§ DATA TO PROCESS

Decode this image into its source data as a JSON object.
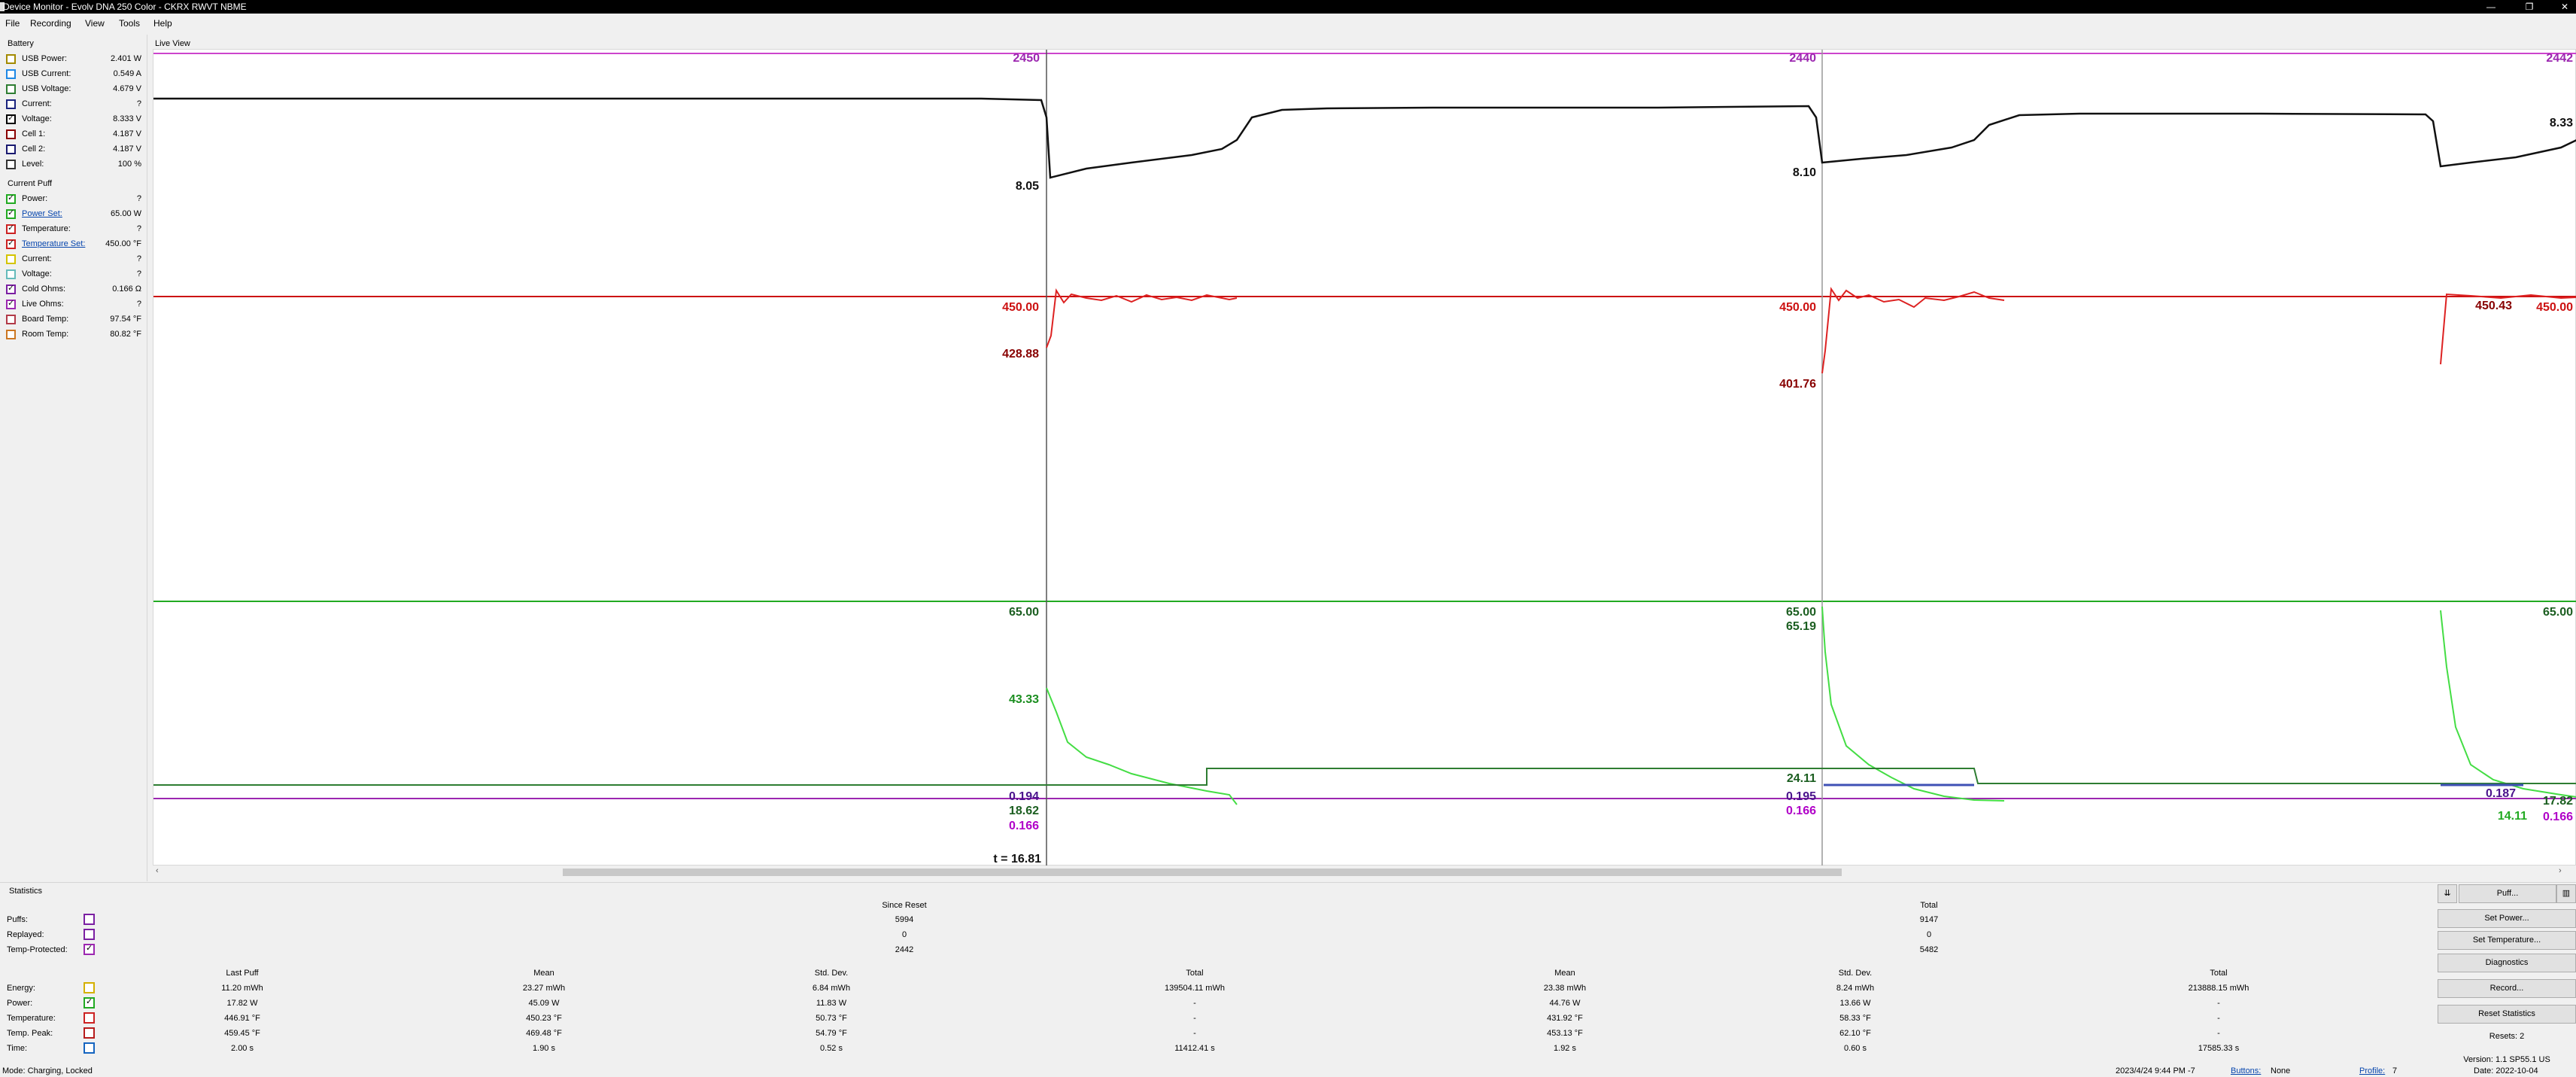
{
  "window": {
    "title": "Device Monitor - Evolv DNA 250 Color - CKRX RWVT NBME",
    "minimize": "—",
    "maximize": "❐",
    "close": "✕"
  },
  "menu": [
    "File",
    "Recording",
    "View",
    "Tools",
    "Help"
  ],
  "battery": {
    "title": "Battery",
    "rows": [
      {
        "label": "USB Power:",
        "value": "2.401 W",
        "color": "#a38a00",
        "checked": false
      },
      {
        "label": "USB Current:",
        "value": "0.549 A",
        "color": "#1e88e5",
        "checked": false
      },
      {
        "label": "USB Voltage:",
        "value": "4.679 V",
        "color": "#2e7d32",
        "checked": false
      },
      {
        "label": "Current:",
        "value": "?",
        "color": "#1a237e",
        "checked": false
      },
      {
        "label": "Voltage:",
        "value": "8.333 V",
        "color": "#000000",
        "checked": true
      },
      {
        "label": "Cell 1:",
        "value": "4.187 V",
        "color": "#8b0000",
        "checked": false
      },
      {
        "label": "Cell 2:",
        "value": "4.187 V",
        "color": "#191970",
        "checked": false
      },
      {
        "label": "Level:",
        "value": "100 %",
        "color": "#333333",
        "checked": false
      }
    ]
  },
  "current_puff": {
    "title": "Current Puff",
    "rows": [
      {
        "label": "Power:",
        "value": "?",
        "color": "#22aa22",
        "checked": true,
        "link": false
      },
      {
        "label": "Power Set:",
        "value": "65.00 W",
        "color": "#22aa22",
        "checked": true,
        "link": true
      },
      {
        "label": "Temperature:",
        "value": "?",
        "color": "#cc2222",
        "checked": true,
        "link": false
      },
      {
        "label": "Temperature Set:",
        "value": "450.00 °F",
        "color": "#cc2222",
        "checked": true,
        "link": true
      },
      {
        "label": "Current:",
        "value": "?",
        "color": "#d4c400",
        "checked": false,
        "link": false
      },
      {
        "label": "Voltage:",
        "value": "?",
        "color": "#66bbbb",
        "checked": false,
        "link": false
      },
      {
        "label": "Cold Ohms:",
        "value": "0.166 Ω",
        "color": "#7b1fa2",
        "checked": true,
        "link": false
      },
      {
        "label": "Live Ohms:",
        "value": "?",
        "color": "#9c27b0",
        "checked": true,
        "link": false
      },
      {
        "label": "Board Temp:",
        "value": "97.54 °F",
        "color": "#b23a48",
        "checked": false,
        "link": false
      },
      {
        "label": "Room Temp:",
        "value": "80.82 °F",
        "color": "#cc7722",
        "checked": false,
        "link": false
      }
    ]
  },
  "live_view": {
    "title": "Live View",
    "labels": {
      "top_a": "2450",
      "top_b": "2440",
      "top_c": "2442",
      "v1": "8.05",
      "v2": "8.10",
      "v3": "8.33",
      "temp_set_1": "450.00",
      "temp_set_2": "450.00",
      "temp_set_3": "450.00",
      "temp_a": "428.88",
      "temp_b": "401.76",
      "temp_c": "450.43",
      "power_set_1": "65.00",
      "power_set_2": "65.00",
      "power_set_3": "65.00",
      "power_a": "43.33",
      "power_b": "65.19",
      "power_c": "24.11",
      "power_d": "18.62",
      "power_e": "14.11",
      "power_f": "17.82",
      "ohm_a": "0.166",
      "ohm_b": "0.166",
      "ohm_c": "0.166",
      "ohm_live_a": "0.194",
      "ohm_live_b": "0.195",
      "ohm_live_c": "0.187",
      "time": "t = 16.81"
    }
  },
  "statistics": {
    "title": "Statistics",
    "since_reset": "Since Reset",
    "total": "Total",
    "counters": [
      {
        "label": "Puffs:",
        "since": "5994",
        "total": "9147",
        "color": "#7b1fa2",
        "checked": false
      },
      {
        "label": "Replayed:",
        "since": "0",
        "total": "0",
        "color": "#7b1fa2",
        "checked": false
      },
      {
        "label": "Temp-Protected:",
        "since": "2442",
        "total": "5482",
        "color": "#9c27b0",
        "checked": true
      }
    ],
    "headers": [
      "Last Puff",
      "Mean",
      "Std. Dev.",
      "Total",
      "Mean",
      "Std. Dev.",
      "Total"
    ],
    "rows": [
      {
        "label": "Energy:",
        "color": "#d4b000",
        "checked": false,
        "cells": [
          "11.20 mWh",
          "23.27 mWh",
          "6.84 mWh",
          "139504.11 mWh",
          "23.38 mWh",
          "8.24 mWh",
          "213888.15 mWh"
        ]
      },
      {
        "label": "Power:",
        "color": "#22aa22",
        "checked": true,
        "cells": [
          "17.82 W",
          "45.09 W",
          "11.83 W",
          "-",
          "44.76 W",
          "13.66 W",
          "-"
        ]
      },
      {
        "label": "Temperature:",
        "color": "#cc2222",
        "checked": false,
        "cells": [
          "446.91 °F",
          "450.23 °F",
          "50.73 °F",
          "-",
          "431.92 °F",
          "58.33 °F",
          "-"
        ]
      },
      {
        "label": "Temp. Peak:",
        "color": "#b71c1c",
        "checked": false,
        "cells": [
          "459.45 °F",
          "469.48 °F",
          "54.79 °F",
          "-",
          "453.13 °F",
          "62.10 °F",
          "-"
        ]
      },
      {
        "label": "Time:",
        "color": "#1565c0",
        "checked": false,
        "cells": [
          "2.00 s",
          "1.90 s",
          "0.52 s",
          "11412.41 s",
          "1.92 s",
          "0.60 s",
          "17585.33 s"
        ]
      }
    ]
  },
  "buttons": {
    "puff": "Puff...",
    "set_power": "Set Power...",
    "set_temperature": "Set Temperature...",
    "diagnostics": "Diagnostics",
    "record": "Record...",
    "reset_statistics": "Reset Statistics",
    "resets": "Resets: 2",
    "version": "Version: 1.1 SP55.1 US",
    "date": "Date: 2022-10-04"
  },
  "status": {
    "mode": "Mode: Charging, Locked",
    "datetime": "2023/4/24 9:44 PM -7",
    "buttons_label": "Buttons:",
    "buttons_value": "None",
    "profile_label": "Profile:",
    "profile_value": "7"
  }
}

§ TASK DETAILS
The entries above should be reproduced exactly, without their pictures.

§ OUTPUT
Decode this image into its source data as a JSON object.
{
  "window": {
    "title": "Device Monitor - Evolv DNA 250 Color - CKRX RWVT NBME",
    "minimize": "—",
    "maximize": "❐",
    "close": "✕"
  },
  "menu": [
    "File",
    "Recording",
    "View",
    "Tools",
    "Help"
  ],
  "battery": {
    "title": "Battery",
    "rows": [
      {
        "label": "USB Power:",
        "value": "2.401 W",
        "color": "#a38a00",
        "checked": false
      },
      {
        "label": "USB Current:",
        "value": "0.549 A",
        "color": "#1e88e5",
        "checked": false
      },
      {
        "label": "USB Voltage:",
        "value": "4.679 V",
        "color": "#2e7d32",
        "checked": false
      },
      {
        "label": "Current:",
        "value": "?",
        "color": "#1a237e",
        "checked": false
      },
      {
        "label": "Voltage:",
        "value": "8.333 V",
        "color": "#000000",
        "checked": true
      },
      {
        "label": "Cell 1:",
        "value": "4.187 V",
        "color": "#8b0000",
        "checked": false
      },
      {
        "label": "Cell 2:",
        "value": "4.187 V",
        "color": "#191970",
        "checked": false
      },
      {
        "label": "Level:",
        "value": "100 %",
        "color": "#333333",
        "checked": false
      }
    ]
  },
  "current_puff": {
    "title": "Current Puff",
    "rows": [
      {
        "label": "Power:",
        "value": "?",
        "color": "#22aa22",
        "checked": true,
        "link": false
      },
      {
        "label": "Power Set:",
        "value": "65.00 W",
        "color": "#22aa22",
        "checked": true,
        "link": true
      },
      {
        "label": "Temperature:",
        "value": "?",
        "color": "#cc2222",
        "checked": true,
        "link": false
      },
      {
        "label": "Temperature Set:",
        "value": "450.00 °F",
        "color": "#cc2222",
        "checked": true,
        "link": true
      },
      {
        "label": "Current:",
        "value": "?",
        "color": "#d4c400",
        "checked": false,
        "link": false
      },
      {
        "label": "Voltage:",
        "value": "?",
        "color": "#66bbbb",
        "checked": false,
        "link": false
      },
      {
        "label": "Cold Ohms:",
        "value": "0.166 Ω",
        "color": "#7b1fa2",
        "checked": true,
        "link": false
      },
      {
        "label": "Live Ohms:",
        "value": "?",
        "color": "#9c27b0",
        "checked": true,
        "link": false
      },
      {
        "label": "Board Temp:",
        "value": "97.54 °F",
        "color": "#b23a48",
        "checked": false,
        "link": false
      },
      {
        "label": "Room Temp:",
        "value": "80.82 °F",
        "color": "#cc7722",
        "checked": false,
        "link": false
      }
    ]
  },
  "live_view": {
    "title": "Live View",
    "labels": {
      "top_a": "2450",
      "top_b": "2440",
      "top_c": "2442",
      "v1": "8.05",
      "v2": "8.10",
      "v3": "8.33",
      "temp_set_1": "450.00",
      "temp_set_2": "450.00",
      "temp_set_3": "450.00",
      "temp_a": "428.88",
      "temp_b": "401.76",
      "temp_c": "450.43",
      "power_set_1": "65.00",
      "power_set_2": "65.00",
      "power_set_3": "65.00",
      "power_a": "43.33",
      "power_b": "65.19",
      "power_c": "24.11",
      "power_d": "18.62",
      "power_e": "14.11",
      "power_f": "17.82",
      "ohm_a": "0.166",
      "ohm_b": "0.166",
      "ohm_c": "0.166",
      "ohm_live_a": "0.194",
      "ohm_live_b": "0.195",
      "ohm_live_c": "0.187",
      "time": "t = 16.81"
    }
  },
  "statistics": {
    "title": "Statistics",
    "since_reset": "Since Reset",
    "total": "Total",
    "counters": [
      {
        "label": "Puffs:",
        "since": "5994",
        "total": "9147",
        "color": "#7b1fa2",
        "checked": false
      },
      {
        "label": "Replayed:",
        "since": "0",
        "total": "0",
        "color": "#7b1fa2",
        "checked": false
      },
      {
        "label": "Temp-Protected:",
        "since": "2442",
        "total": "5482",
        "color": "#9c27b0",
        "checked": true
      }
    ],
    "headers": [
      "Last Puff",
      "Mean",
      "Std. Dev.",
      "Total",
      "Mean",
      "Std. Dev.",
      "Total"
    ],
    "rows": [
      {
        "label": "Energy:",
        "color": "#d4b000",
        "checked": false,
        "cells": [
          "11.20 mWh",
          "23.27 mWh",
          "6.84 mWh",
          "139504.11 mWh",
          "23.38 mWh",
          "8.24 mWh",
          "213888.15 mWh"
        ]
      },
      {
        "label": "Power:",
        "color": "#22aa22",
        "checked": true,
        "cells": [
          "17.82 W",
          "45.09 W",
          "11.83 W",
          "-",
          "44.76 W",
          "13.66 W",
          "-"
        ]
      },
      {
        "label": "Temperature:",
        "color": "#cc2222",
        "checked": false,
        "cells": [
          "446.91 °F",
          "450.23 °F",
          "50.73 °F",
          "-",
          "431.92 °F",
          "58.33 °F",
          "-"
        ]
      },
      {
        "label": "Temp. Peak:",
        "color": "#b71c1c",
        "checked": false,
        "cells": [
          "459.45 °F",
          "469.48 °F",
          "54.79 °F",
          "-",
          "453.13 °F",
          "62.10 °F",
          "-"
        ]
      },
      {
        "label": "Time:",
        "color": "#1565c0",
        "checked": false,
        "cells": [
          "2.00 s",
          "1.90 s",
          "0.52 s",
          "11412.41 s",
          "1.92 s",
          "0.60 s",
          "17585.33 s"
        ]
      }
    ]
  },
  "buttons": {
    "puff": "Puff...",
    "set_power": "Set Power...",
    "set_temperature": "Set Temperature...",
    "diagnostics": "Diagnostics",
    "record": "Record...",
    "reset_statistics": "Reset Statistics",
    "resets": "Resets: 2",
    "version": "Version: 1.1 SP55.1 US",
    "date": "Date: 2022-10-04"
  },
  "status": {
    "mode": "Mode: Charging, Locked",
    "datetime": "2023/4/24 9:44 PM -7",
    "buttons_label": "Buttons:",
    "buttons_value": "None",
    "profile_label": "Profile:",
    "profile_value": "7"
  }
}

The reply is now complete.